# Goal
In your copy, include every line of the listing below exactly but none of the pictures.

# Recorded data
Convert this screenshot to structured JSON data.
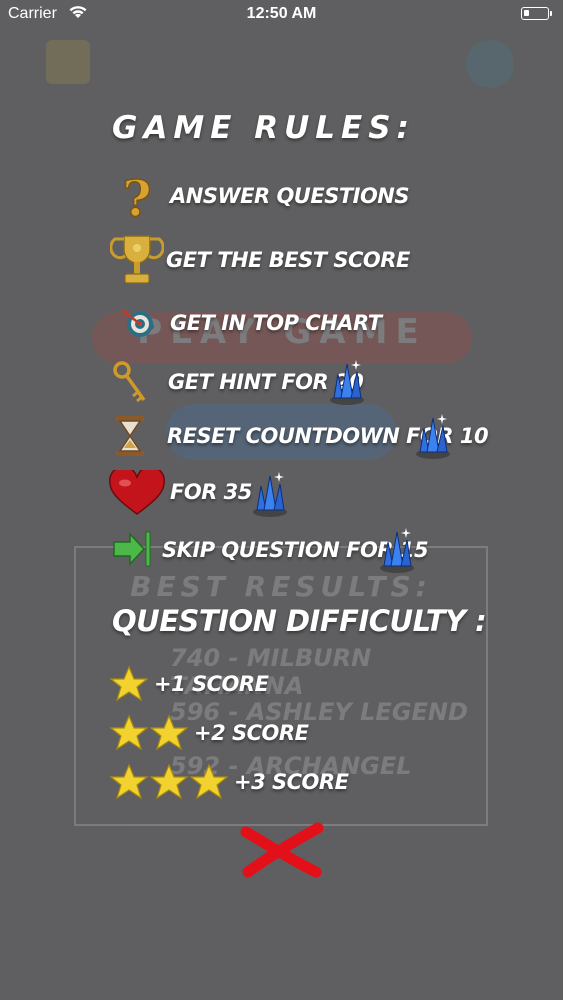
{
  "status_bar": {
    "carrier": "Carrier",
    "time": "12:50 AM"
  },
  "background": {
    "play_label": "PLAY GAME",
    "results_title": "BEST RESULTS:",
    "results": [
      "740 - MILBURN TATIANNA",
      "596 - ASHLEY LEGEND",
      "592 - ARCHANGEL"
    ]
  },
  "rules": {
    "title": "GAME RULES:",
    "items": [
      {
        "icon": "question-mark-icon",
        "label": "ANSWER QUESTIONS"
      },
      {
        "icon": "trophy-icon",
        "label": "GET THE BEST SCORE"
      },
      {
        "icon": "target-icon",
        "label": "GET IN TOP CHART"
      },
      {
        "icon": "key-icon",
        "label": "GET HINT FOR 20"
      },
      {
        "icon": "hourglass-icon",
        "label": "RESET COUNTDOWN FOR 10"
      },
      {
        "icon": "heart-icon",
        "label": "FOR 35"
      },
      {
        "icon": "skip-arrow-icon",
        "label": "SKIP QUESTION FOR 15"
      }
    ],
    "currency_icon": "blue-crystal-icon"
  },
  "difficulty": {
    "title": "QUESTION DIFFICULTY :",
    "levels": [
      {
        "stars": 1,
        "label": "+1 SCORE"
      },
      {
        "stars": 2,
        "label": "+2 SCORE"
      },
      {
        "stars": 3,
        "label": "+3 SCORE"
      }
    ]
  },
  "close_icon": "red-x-close-icon",
  "colors": {
    "background": "#5f5f61",
    "star": "#f2d22e",
    "crystal": "#2f6fe0",
    "close": "#e3101a"
  }
}
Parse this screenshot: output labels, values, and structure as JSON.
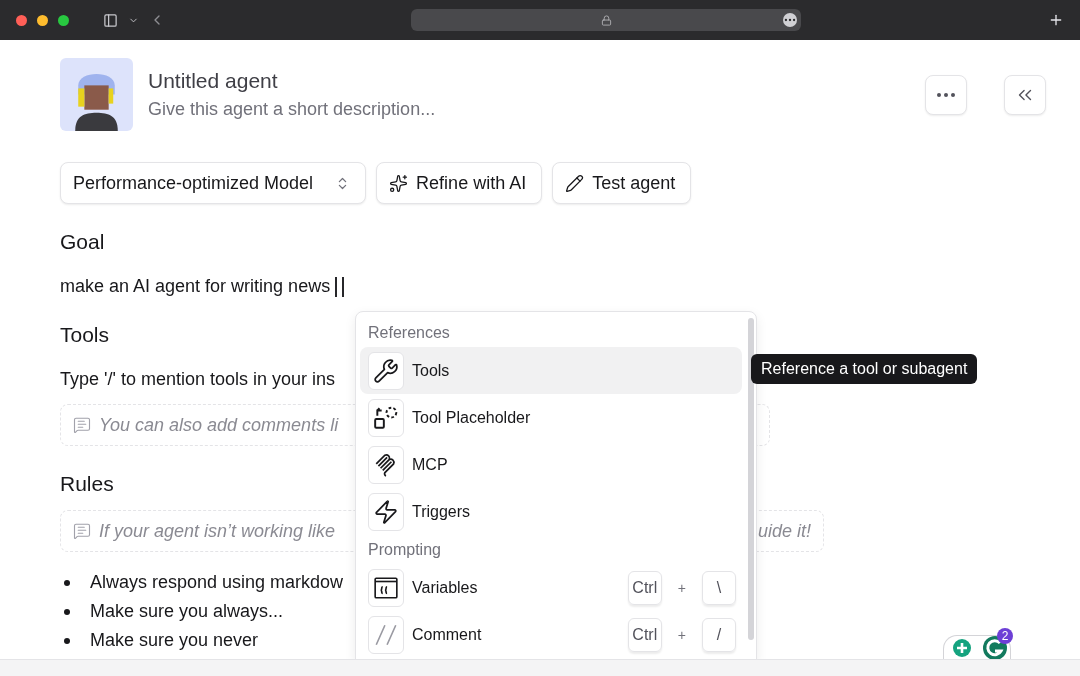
{
  "agent": {
    "title": "Untitled agent",
    "description": "Give this agent a short description..."
  },
  "toolbar": {
    "model": "Performance-optimized Model",
    "buttons": [
      {
        "kind": "sparkle",
        "label": "Refine with AI"
      },
      {
        "kind": "pencil",
        "label": "Test agent"
      }
    ]
  },
  "goal": {
    "heading": "Goal",
    "text": "make an AI agent for writing news"
  },
  "tools": {
    "heading": "Tools",
    "text": "Type '/' to mention tools in your ins",
    "comment": "You can also add comments li"
  },
  "rules": {
    "heading": "Rules",
    "comment_left": "If your agent isn’t working like",
    "comment_right": "uide it!",
    "bullets": [
      "Always respond using markdow",
      "Make sure you always...",
      "Make sure you never"
    ]
  },
  "menu": {
    "groups": [
      {
        "title": "References",
        "items": [
          {
            "kind": "wrench",
            "label": "Tools",
            "selected": true
          },
          {
            "kind": "placeholder",
            "label": "Tool Placeholder",
            "selected": false
          },
          {
            "kind": "mcp",
            "label": "MCP",
            "selected": false
          },
          {
            "kind": "bolt",
            "label": "Triggers",
            "selected": false
          }
        ]
      },
      {
        "title": "Prompting",
        "items": [
          {
            "kind": "braces",
            "label": "Variables",
            "selected": false,
            "keys": [
              "Ctrl",
              "\\"
            ],
            "joiner": "+"
          },
          {
            "kind": "slashes",
            "label": "Comment",
            "selected": false,
            "keys": [
              "Ctrl",
              "/"
            ],
            "joiner": "+"
          }
        ]
      }
    ]
  },
  "tooltip": "Reference a tool or subagent",
  "grammarly": {
    "count": "2"
  }
}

# Answer to this task
Convert this screenshot to structured JSON data.
{
  "status_bar": {
    "carrier": "Carrier",
    "time": "12:50 AM"
  },
  "background": {
    "play_label": "PLAY GAME",
    "results_title": "BEST RESULTS:",
    "results": [
      "740 - MILBURN TATIANNA",
      "596 - ASHLEY LEGEND",
      "592 - ARCHANGEL"
    ]
  },
  "rules": {
    "title": "GAME RULES:",
    "items": [
      {
        "icon": "question-mark-icon",
        "label": "ANSWER QUESTIONS"
      },
      {
        "icon": "trophy-icon",
        "label": "GET THE BEST SCORE"
      },
      {
        "icon": "target-icon",
        "label": "GET IN TOP CHART"
      },
      {
        "icon": "key-icon",
        "label": "GET HINT FOR 20"
      },
      {
        "icon": "hourglass-icon",
        "label": "RESET COUNTDOWN FOR 10"
      },
      {
        "icon": "heart-icon",
        "label": "FOR 35"
      },
      {
        "icon": "skip-arrow-icon",
        "label": "SKIP QUESTION FOR 15"
      }
    ],
    "currency_icon": "blue-crystal-icon"
  },
  "difficulty": {
    "title": "QUESTION DIFFICULTY :",
    "levels": [
      {
        "stars": 1,
        "label": "+1 SCORE"
      },
      {
        "stars": 2,
        "label": "+2 SCORE"
      },
      {
        "stars": 3,
        "label": "+3 SCORE"
      }
    ]
  },
  "close_icon": "red-x-close-icon",
  "colors": {
    "background": "#5f5f61",
    "star": "#f2d22e",
    "crystal": "#2f6fe0",
    "close": "#e3101a"
  }
}
Parse this screenshot: output labels, values, and structure as JSON.
{
  "agent": {
    "title": "Untitled agent",
    "description": "Give this agent a short description..."
  },
  "toolbar": {
    "model": "Performance-optimized Model",
    "buttons": [
      {
        "kind": "sparkle",
        "label": "Refine with AI"
      },
      {
        "kind": "pencil",
        "label": "Test agent"
      }
    ]
  },
  "goal": {
    "heading": "Goal",
    "text": "make an AI agent for writing news"
  },
  "tools": {
    "heading": "Tools",
    "text": "Type '/' to mention tools in your ins",
    "comment": "You can also add comments li"
  },
  "rules": {
    "heading": "Rules",
    "comment_left": "If your agent isn’t working like",
    "comment_right": "uide it!",
    "bullets": [
      "Always respond using markdow",
      "Make sure you always...",
      "Make sure you never"
    ]
  },
  "menu": {
    "groups": [
      {
        "title": "References",
        "items": [
          {
            "kind": "wrench",
            "label": "Tools",
            "selected": true
          },
          {
            "kind": "placeholder",
            "label": "Tool Placeholder",
            "selected": false
          },
          {
            "kind": "mcp",
            "label": "MCP",
            "selected": false
          },
          {
            "kind": "bolt",
            "label": "Triggers",
            "selected": false
          }
        ]
      },
      {
        "title": "Prompting",
        "items": [
          {
            "kind": "braces",
            "label": "Variables",
            "selected": false,
            "keys": [
              "Ctrl",
              "\\"
            ],
            "joiner": "+"
          },
          {
            "kind": "slashes",
            "label": "Comment",
            "selected": false,
            "keys": [
              "Ctrl",
              "/"
            ],
            "joiner": "+"
          }
        ]
      }
    ]
  },
  "tooltip": "Reference a tool or subagent",
  "grammarly": {
    "count": "2"
  }
}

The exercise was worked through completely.